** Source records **
##########

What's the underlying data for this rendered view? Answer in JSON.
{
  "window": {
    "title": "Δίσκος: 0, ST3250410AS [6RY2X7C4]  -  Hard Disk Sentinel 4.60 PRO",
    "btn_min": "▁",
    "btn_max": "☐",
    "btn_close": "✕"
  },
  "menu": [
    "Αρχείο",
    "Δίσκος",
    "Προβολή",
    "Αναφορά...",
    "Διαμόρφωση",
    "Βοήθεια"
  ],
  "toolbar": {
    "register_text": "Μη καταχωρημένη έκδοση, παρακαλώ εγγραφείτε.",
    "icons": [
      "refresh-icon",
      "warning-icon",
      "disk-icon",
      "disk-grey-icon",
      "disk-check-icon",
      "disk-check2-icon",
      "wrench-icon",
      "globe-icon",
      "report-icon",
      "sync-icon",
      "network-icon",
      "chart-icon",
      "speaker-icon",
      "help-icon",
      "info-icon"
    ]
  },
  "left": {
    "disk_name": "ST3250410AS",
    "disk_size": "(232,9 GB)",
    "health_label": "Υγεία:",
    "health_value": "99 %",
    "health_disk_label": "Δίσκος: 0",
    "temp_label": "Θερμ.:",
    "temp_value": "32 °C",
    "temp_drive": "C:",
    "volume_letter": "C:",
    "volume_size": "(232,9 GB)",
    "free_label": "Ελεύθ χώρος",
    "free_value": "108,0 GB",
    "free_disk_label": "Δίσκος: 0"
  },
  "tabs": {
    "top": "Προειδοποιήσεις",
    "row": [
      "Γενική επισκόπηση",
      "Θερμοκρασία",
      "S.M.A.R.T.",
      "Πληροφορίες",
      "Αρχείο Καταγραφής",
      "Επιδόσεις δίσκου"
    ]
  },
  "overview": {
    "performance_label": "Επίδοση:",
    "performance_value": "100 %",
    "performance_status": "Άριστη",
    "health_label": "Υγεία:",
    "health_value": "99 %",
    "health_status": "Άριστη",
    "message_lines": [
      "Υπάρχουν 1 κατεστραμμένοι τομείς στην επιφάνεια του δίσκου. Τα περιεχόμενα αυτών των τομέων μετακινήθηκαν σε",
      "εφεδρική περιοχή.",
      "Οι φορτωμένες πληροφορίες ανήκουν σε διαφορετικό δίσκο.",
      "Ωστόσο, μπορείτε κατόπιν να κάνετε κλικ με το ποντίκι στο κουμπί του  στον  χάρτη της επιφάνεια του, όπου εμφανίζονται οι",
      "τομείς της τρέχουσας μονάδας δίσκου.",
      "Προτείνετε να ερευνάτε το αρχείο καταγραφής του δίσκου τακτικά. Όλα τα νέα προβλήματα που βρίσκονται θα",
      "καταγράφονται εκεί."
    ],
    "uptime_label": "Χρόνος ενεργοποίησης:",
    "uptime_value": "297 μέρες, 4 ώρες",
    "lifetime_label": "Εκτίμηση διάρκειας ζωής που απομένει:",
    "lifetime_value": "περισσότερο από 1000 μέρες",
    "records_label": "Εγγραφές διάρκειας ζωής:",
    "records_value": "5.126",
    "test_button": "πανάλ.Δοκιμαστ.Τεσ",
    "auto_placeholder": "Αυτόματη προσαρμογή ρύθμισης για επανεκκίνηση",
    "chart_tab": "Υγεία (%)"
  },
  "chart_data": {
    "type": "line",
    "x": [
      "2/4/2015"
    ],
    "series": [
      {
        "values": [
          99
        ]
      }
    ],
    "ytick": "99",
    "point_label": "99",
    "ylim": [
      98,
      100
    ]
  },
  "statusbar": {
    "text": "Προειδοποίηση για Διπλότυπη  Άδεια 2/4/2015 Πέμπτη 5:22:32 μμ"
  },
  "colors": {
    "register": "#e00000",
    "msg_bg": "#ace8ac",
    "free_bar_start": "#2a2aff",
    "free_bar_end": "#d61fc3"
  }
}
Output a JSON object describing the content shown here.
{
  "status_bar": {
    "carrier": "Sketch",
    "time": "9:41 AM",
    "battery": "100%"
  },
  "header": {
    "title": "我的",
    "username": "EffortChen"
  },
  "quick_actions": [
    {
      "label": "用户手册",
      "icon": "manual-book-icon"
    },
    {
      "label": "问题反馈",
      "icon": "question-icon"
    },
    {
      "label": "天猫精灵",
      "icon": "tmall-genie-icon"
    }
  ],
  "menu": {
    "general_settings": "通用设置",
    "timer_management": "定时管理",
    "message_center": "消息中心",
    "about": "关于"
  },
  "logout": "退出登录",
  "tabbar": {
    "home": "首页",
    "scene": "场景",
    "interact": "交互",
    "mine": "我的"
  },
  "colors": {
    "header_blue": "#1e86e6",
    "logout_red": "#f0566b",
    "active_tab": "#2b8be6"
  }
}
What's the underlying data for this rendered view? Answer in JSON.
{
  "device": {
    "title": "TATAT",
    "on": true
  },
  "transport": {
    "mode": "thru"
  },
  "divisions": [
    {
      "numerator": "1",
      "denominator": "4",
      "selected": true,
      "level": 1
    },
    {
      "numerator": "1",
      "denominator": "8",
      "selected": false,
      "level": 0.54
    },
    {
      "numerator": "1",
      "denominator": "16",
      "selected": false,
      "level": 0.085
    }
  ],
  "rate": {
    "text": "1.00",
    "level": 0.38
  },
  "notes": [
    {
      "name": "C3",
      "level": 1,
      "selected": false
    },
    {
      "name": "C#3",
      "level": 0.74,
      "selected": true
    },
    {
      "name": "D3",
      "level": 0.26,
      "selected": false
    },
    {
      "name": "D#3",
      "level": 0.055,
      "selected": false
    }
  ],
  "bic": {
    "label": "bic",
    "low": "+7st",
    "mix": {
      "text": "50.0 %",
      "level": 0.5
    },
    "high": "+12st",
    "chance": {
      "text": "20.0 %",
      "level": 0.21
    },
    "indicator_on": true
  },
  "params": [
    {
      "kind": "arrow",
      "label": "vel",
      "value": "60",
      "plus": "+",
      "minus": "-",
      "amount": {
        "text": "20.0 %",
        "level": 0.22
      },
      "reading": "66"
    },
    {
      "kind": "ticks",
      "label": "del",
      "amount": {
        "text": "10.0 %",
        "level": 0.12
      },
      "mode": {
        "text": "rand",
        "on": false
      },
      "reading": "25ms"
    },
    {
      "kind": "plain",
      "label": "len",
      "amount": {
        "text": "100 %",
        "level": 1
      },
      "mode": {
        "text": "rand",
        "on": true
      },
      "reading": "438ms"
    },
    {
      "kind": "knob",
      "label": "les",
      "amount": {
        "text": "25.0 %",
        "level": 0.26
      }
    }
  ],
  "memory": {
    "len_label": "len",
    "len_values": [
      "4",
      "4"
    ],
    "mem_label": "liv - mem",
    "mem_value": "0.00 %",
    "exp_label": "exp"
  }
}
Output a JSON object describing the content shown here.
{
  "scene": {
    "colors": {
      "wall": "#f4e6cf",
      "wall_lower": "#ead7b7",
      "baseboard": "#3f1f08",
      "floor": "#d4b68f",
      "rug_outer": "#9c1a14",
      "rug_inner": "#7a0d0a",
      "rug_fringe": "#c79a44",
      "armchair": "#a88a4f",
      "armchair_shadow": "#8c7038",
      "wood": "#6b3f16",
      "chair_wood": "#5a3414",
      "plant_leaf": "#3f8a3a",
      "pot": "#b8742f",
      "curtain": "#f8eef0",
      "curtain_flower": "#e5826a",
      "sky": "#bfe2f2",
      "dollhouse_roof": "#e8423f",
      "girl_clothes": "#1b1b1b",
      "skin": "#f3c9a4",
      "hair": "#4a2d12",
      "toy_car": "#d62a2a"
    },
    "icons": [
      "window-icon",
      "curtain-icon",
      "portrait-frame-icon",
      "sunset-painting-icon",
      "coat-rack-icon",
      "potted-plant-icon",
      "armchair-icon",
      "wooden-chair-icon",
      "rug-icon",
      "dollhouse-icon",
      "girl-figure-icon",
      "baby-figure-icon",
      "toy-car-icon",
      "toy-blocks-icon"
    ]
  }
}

##########

** The exercise **
Copy every line from the entries that contains the word "title".

** The completed task **
    "title": "Δίσκος: 0, ST3250410AS [6RY2X7C4]  -  Hard Disk Sentinel 4.60 PRO",
    "title": "我的",
    "title": "TATAT",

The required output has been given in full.